» **Prompt**
Every line that contains "Surface" counts once; give the total number of such lines, with no other words.

____________

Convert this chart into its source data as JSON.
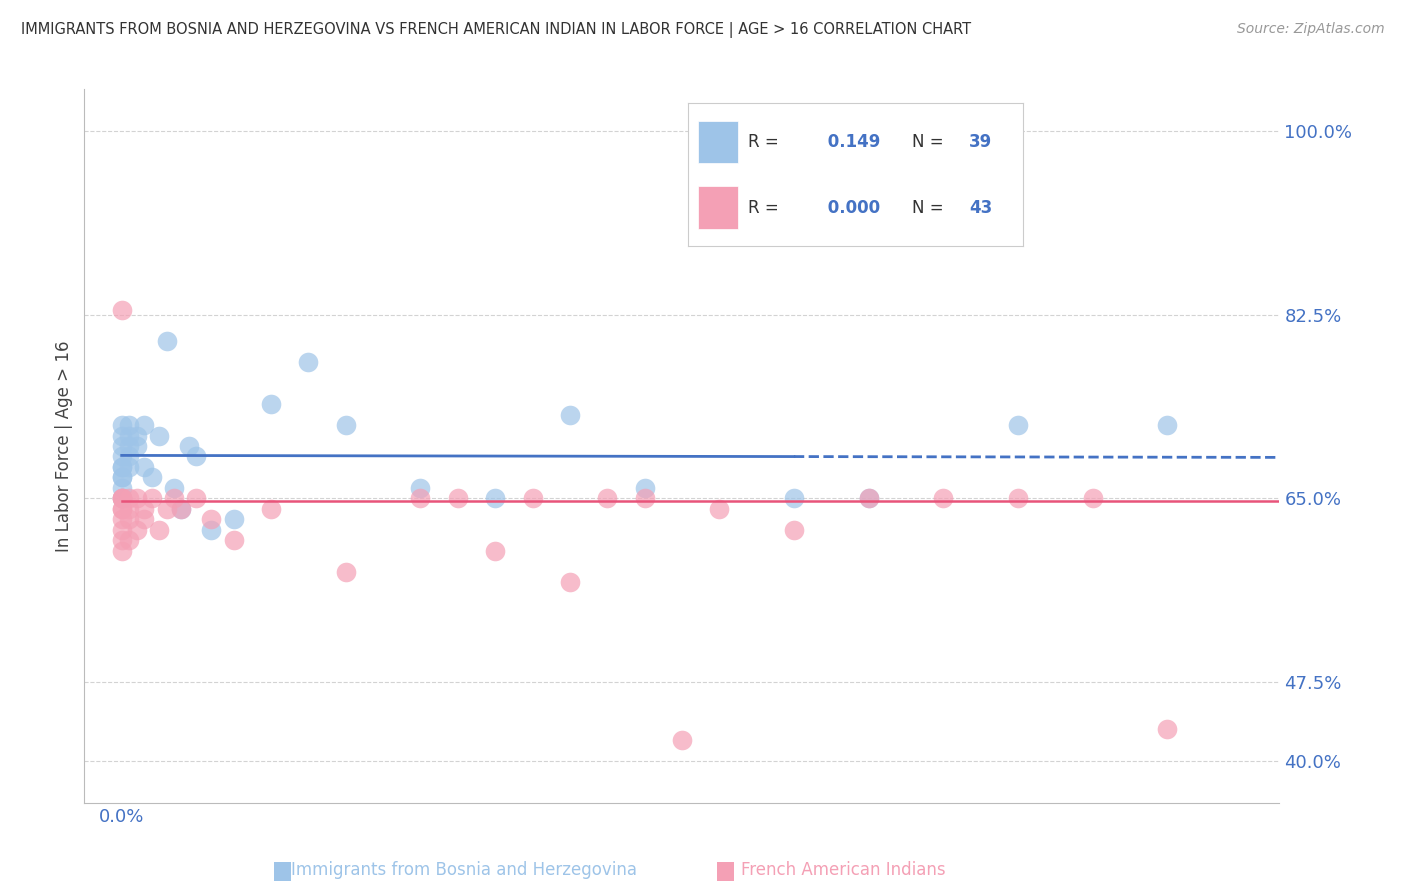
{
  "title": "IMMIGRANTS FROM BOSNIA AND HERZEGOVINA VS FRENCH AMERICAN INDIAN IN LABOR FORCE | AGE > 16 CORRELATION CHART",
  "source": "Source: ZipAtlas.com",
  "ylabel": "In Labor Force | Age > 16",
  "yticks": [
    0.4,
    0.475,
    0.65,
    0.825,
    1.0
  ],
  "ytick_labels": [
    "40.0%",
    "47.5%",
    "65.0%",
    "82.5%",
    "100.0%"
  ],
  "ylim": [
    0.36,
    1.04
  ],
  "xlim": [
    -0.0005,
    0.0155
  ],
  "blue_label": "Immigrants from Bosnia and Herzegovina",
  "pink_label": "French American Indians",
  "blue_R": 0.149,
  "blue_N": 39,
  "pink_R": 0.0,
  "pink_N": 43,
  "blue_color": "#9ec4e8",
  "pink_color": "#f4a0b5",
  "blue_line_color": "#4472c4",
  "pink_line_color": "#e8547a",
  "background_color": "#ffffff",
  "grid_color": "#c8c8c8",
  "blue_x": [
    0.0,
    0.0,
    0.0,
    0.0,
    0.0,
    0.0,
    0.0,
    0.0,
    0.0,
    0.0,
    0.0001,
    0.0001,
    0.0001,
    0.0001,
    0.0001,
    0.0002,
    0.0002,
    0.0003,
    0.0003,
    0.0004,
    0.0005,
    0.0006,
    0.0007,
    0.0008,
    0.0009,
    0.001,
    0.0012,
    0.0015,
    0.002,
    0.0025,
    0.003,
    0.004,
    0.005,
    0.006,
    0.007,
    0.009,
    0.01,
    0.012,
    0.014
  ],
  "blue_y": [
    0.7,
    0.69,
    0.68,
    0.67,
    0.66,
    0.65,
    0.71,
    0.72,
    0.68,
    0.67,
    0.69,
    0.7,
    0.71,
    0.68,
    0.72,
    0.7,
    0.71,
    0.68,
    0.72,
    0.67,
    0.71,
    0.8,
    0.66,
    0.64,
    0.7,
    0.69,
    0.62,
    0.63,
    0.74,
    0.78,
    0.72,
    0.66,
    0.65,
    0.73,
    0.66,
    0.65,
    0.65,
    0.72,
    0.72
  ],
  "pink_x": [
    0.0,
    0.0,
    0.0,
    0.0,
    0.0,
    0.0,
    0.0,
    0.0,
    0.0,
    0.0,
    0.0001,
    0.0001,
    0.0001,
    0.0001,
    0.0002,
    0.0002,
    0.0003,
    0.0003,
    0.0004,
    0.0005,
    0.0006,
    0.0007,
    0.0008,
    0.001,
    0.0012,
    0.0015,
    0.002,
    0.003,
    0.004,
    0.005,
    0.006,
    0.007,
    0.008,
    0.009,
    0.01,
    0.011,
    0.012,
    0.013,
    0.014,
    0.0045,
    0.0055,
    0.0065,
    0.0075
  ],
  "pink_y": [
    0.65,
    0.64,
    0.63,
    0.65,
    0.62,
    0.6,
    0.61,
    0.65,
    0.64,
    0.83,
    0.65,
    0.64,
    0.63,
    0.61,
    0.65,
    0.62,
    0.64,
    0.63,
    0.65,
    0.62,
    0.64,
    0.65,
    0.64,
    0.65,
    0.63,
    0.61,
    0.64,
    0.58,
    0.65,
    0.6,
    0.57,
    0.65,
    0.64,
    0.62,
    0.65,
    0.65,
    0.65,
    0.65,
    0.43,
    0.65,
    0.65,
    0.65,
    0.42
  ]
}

____________

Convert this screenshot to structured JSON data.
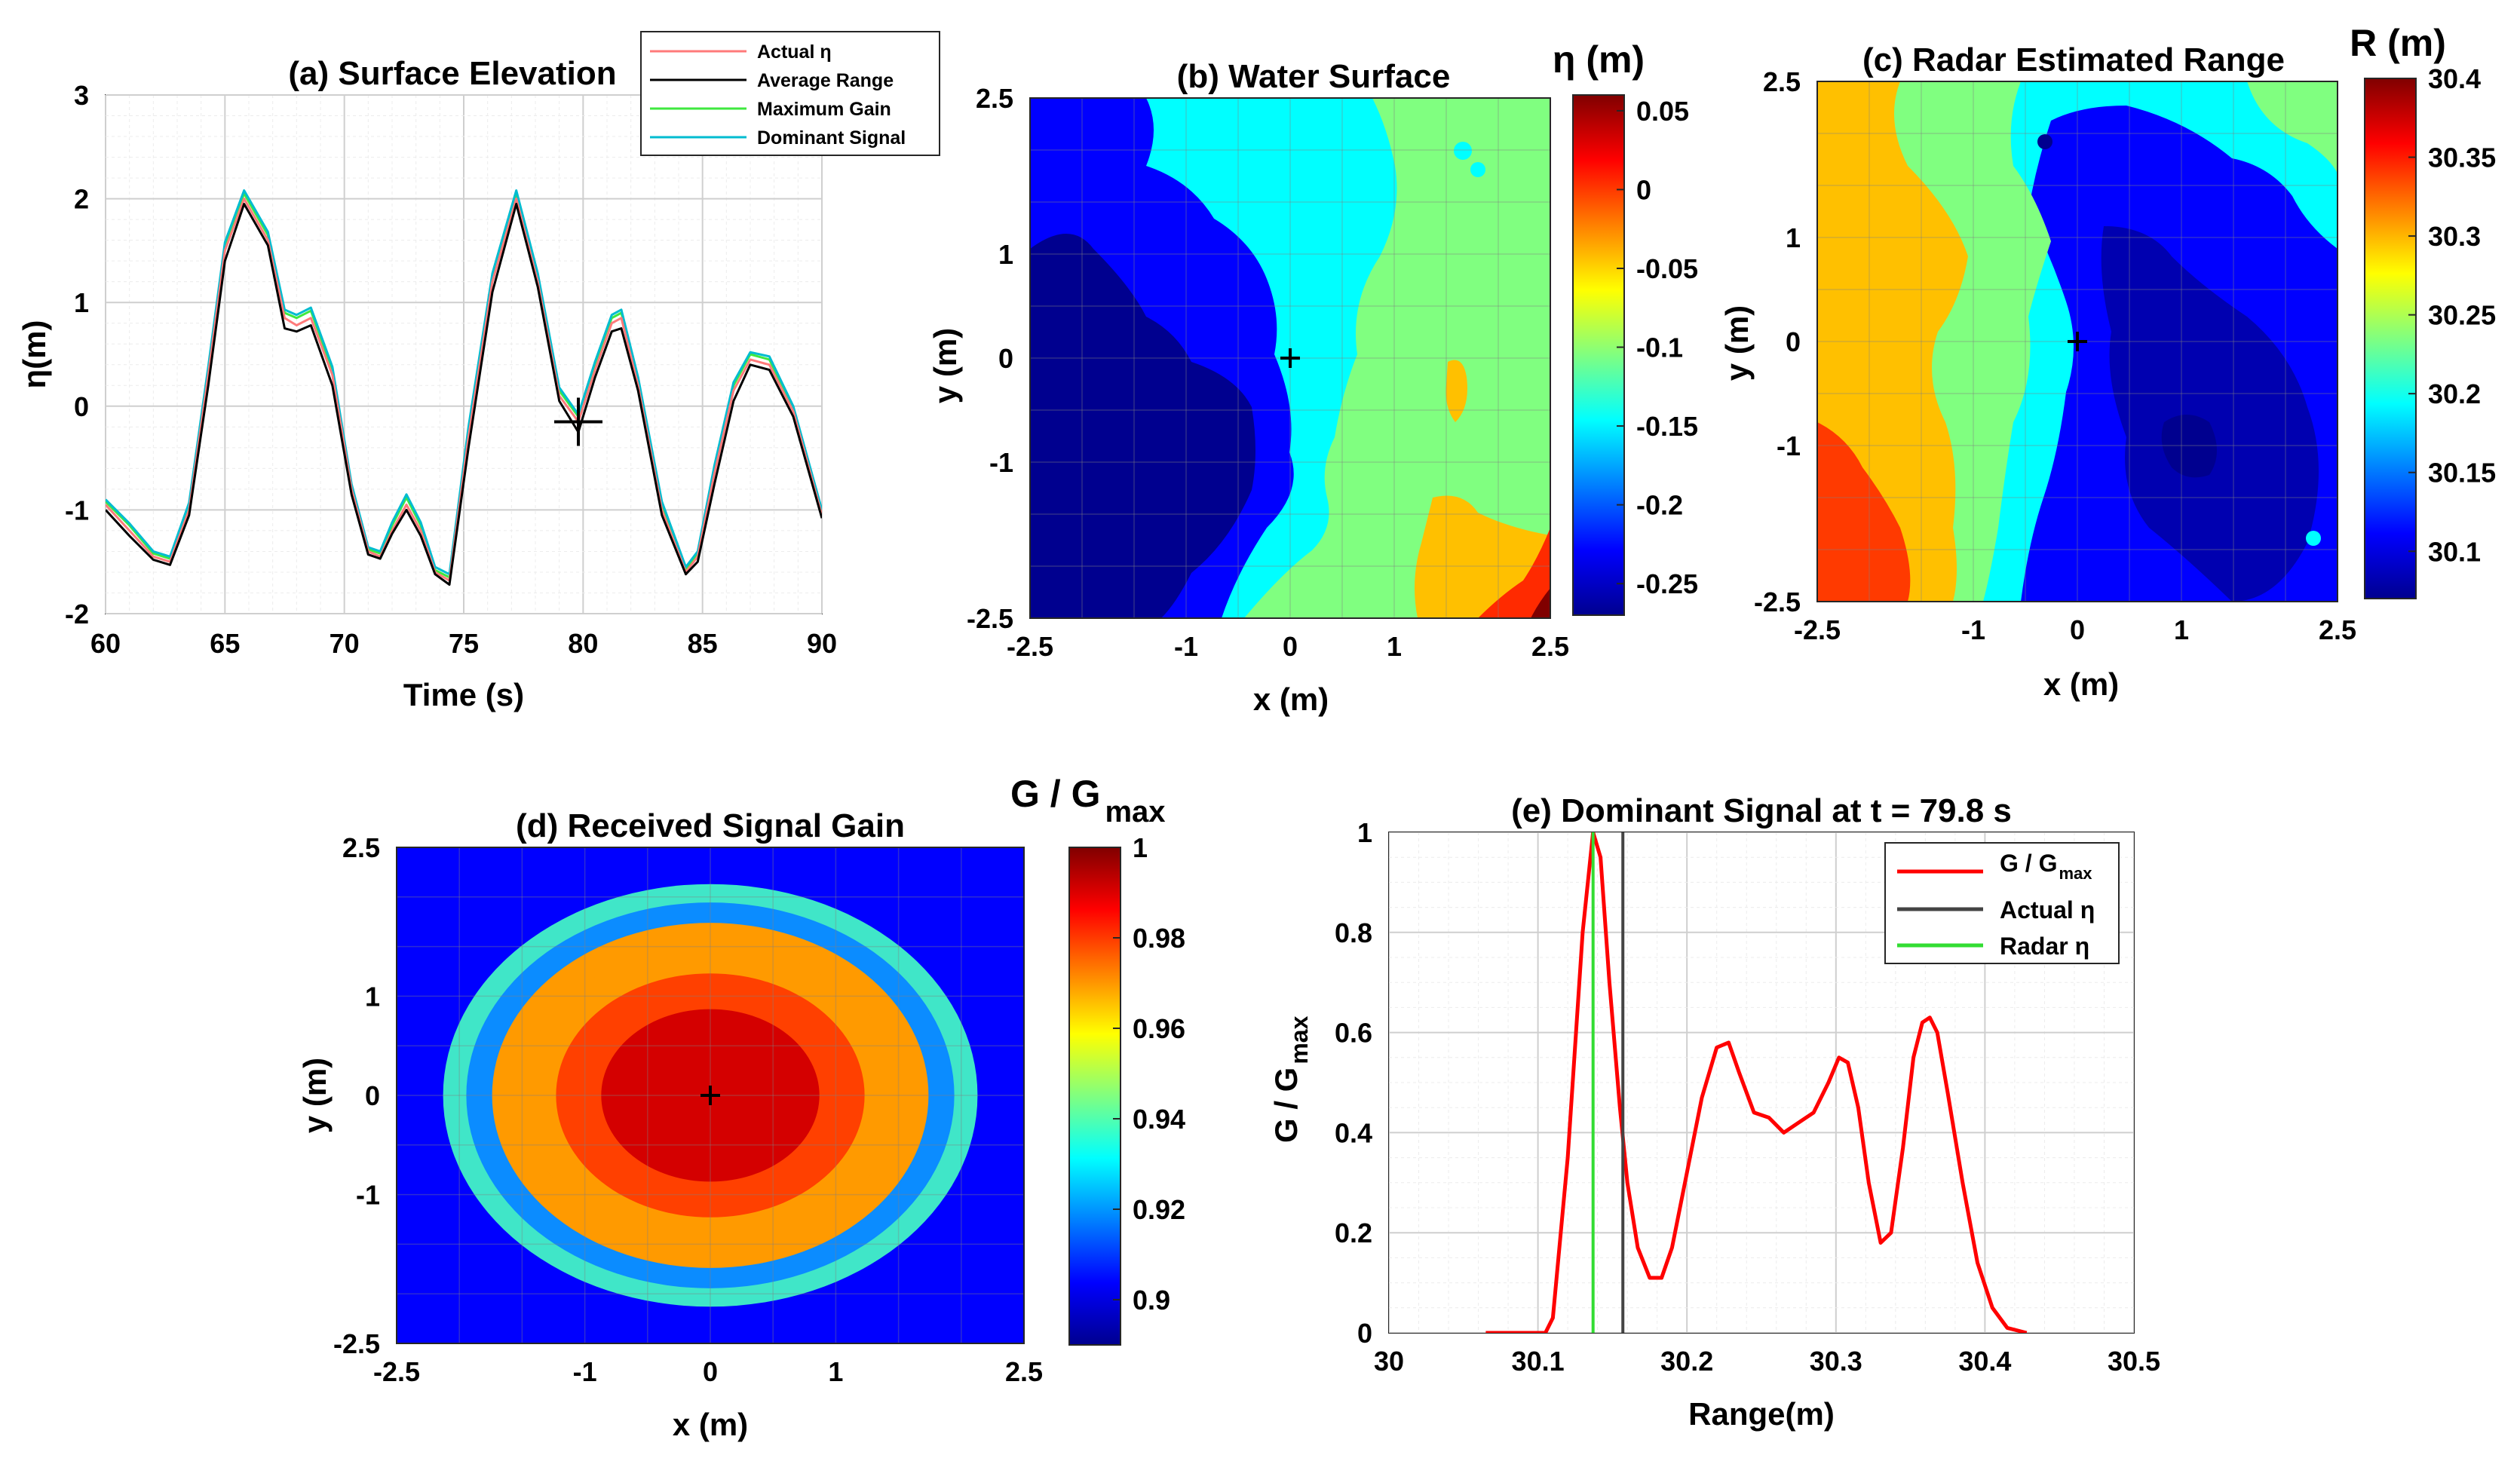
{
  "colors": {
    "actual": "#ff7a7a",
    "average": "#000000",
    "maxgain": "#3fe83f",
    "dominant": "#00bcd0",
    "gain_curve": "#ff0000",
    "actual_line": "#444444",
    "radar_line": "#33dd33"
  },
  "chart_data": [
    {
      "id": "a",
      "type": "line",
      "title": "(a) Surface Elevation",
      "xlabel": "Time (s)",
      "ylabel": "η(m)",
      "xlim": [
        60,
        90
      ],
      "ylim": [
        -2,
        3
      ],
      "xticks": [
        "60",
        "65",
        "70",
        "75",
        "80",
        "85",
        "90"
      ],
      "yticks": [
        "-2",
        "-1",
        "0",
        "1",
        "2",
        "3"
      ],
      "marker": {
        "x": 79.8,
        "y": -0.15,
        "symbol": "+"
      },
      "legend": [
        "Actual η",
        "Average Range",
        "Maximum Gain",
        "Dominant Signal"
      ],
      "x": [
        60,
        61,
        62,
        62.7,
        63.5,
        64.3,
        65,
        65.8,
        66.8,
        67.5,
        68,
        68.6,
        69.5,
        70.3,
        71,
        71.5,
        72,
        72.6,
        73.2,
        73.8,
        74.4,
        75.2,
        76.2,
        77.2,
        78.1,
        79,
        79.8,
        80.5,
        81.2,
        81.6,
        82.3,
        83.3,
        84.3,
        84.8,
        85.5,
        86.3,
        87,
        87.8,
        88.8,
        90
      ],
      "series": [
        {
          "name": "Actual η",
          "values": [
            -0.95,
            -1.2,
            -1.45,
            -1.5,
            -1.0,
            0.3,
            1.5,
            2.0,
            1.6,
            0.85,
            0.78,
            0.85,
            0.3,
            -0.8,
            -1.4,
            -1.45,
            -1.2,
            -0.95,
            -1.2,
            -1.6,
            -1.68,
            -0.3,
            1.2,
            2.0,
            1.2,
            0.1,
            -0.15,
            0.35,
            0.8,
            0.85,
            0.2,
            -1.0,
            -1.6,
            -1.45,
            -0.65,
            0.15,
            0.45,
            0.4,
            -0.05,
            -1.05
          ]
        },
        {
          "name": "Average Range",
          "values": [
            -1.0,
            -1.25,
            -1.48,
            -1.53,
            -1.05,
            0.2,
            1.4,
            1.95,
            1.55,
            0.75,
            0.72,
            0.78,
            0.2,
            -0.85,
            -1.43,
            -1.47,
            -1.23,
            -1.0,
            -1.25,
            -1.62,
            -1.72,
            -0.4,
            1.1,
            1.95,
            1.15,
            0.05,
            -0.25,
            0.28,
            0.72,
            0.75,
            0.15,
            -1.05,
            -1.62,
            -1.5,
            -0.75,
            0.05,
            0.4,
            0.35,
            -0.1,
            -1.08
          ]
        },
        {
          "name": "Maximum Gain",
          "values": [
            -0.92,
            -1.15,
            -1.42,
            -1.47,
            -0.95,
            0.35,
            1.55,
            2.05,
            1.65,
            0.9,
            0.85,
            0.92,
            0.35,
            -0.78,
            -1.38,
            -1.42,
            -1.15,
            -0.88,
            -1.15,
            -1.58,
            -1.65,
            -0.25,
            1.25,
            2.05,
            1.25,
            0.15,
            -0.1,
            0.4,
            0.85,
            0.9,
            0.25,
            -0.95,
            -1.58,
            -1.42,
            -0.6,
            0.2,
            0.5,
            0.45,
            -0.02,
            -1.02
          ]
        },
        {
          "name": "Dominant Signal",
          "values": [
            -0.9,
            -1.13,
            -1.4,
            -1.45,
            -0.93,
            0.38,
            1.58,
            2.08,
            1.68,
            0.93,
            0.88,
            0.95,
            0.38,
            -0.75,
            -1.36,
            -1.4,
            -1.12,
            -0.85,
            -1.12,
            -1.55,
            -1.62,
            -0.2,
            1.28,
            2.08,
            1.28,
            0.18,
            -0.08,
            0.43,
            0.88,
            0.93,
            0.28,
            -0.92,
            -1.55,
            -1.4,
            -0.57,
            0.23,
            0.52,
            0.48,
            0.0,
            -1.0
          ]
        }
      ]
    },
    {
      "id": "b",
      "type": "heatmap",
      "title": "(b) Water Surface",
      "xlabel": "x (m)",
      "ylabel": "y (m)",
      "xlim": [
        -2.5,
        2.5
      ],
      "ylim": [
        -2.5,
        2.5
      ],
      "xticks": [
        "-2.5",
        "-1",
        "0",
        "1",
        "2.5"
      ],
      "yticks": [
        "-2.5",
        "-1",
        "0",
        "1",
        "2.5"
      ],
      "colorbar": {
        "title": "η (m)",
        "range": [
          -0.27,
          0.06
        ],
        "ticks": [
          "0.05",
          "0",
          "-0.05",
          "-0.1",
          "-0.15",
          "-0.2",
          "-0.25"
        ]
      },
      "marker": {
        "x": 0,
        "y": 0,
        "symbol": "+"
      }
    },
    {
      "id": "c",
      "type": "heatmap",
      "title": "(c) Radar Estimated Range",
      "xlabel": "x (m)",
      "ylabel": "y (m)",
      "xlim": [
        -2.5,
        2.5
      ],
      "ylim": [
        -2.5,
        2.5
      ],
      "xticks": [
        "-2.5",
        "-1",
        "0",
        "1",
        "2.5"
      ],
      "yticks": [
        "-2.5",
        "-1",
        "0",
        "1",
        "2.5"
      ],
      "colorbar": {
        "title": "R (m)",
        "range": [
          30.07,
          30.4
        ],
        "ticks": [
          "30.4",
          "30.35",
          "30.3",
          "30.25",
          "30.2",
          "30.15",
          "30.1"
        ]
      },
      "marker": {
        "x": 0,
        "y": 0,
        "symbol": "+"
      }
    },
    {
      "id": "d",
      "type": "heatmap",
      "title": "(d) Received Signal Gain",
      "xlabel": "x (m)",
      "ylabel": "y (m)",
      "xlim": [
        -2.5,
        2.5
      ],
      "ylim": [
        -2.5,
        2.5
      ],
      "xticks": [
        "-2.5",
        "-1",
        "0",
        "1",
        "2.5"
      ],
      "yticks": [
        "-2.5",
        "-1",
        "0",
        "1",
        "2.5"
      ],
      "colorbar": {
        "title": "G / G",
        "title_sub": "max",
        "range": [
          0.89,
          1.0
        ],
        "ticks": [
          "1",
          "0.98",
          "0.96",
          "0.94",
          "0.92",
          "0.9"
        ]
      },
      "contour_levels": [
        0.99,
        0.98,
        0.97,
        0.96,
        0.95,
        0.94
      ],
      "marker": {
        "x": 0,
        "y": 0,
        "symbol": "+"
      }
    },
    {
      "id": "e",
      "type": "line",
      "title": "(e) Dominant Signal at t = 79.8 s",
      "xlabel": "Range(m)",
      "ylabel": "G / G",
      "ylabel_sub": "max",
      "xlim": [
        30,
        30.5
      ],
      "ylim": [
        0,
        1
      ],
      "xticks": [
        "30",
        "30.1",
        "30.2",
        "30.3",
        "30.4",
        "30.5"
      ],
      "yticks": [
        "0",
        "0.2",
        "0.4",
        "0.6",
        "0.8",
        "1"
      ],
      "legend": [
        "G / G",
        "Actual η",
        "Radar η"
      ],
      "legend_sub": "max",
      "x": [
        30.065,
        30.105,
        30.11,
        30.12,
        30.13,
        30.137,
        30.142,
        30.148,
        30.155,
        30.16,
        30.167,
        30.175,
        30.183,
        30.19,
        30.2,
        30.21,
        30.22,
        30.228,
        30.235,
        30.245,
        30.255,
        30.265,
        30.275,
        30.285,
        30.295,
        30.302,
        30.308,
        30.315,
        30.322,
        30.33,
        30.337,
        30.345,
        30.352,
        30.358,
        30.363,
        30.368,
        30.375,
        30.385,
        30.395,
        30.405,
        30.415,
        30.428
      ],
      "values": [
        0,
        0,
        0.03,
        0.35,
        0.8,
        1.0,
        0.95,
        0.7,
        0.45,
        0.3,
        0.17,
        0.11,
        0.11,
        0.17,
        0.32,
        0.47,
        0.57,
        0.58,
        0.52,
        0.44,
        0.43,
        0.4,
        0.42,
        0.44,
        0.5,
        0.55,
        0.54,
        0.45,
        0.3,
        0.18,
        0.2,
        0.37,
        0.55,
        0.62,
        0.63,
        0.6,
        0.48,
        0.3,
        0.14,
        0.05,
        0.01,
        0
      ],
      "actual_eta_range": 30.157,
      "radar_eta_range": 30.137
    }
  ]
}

____________

» **Task answer**
2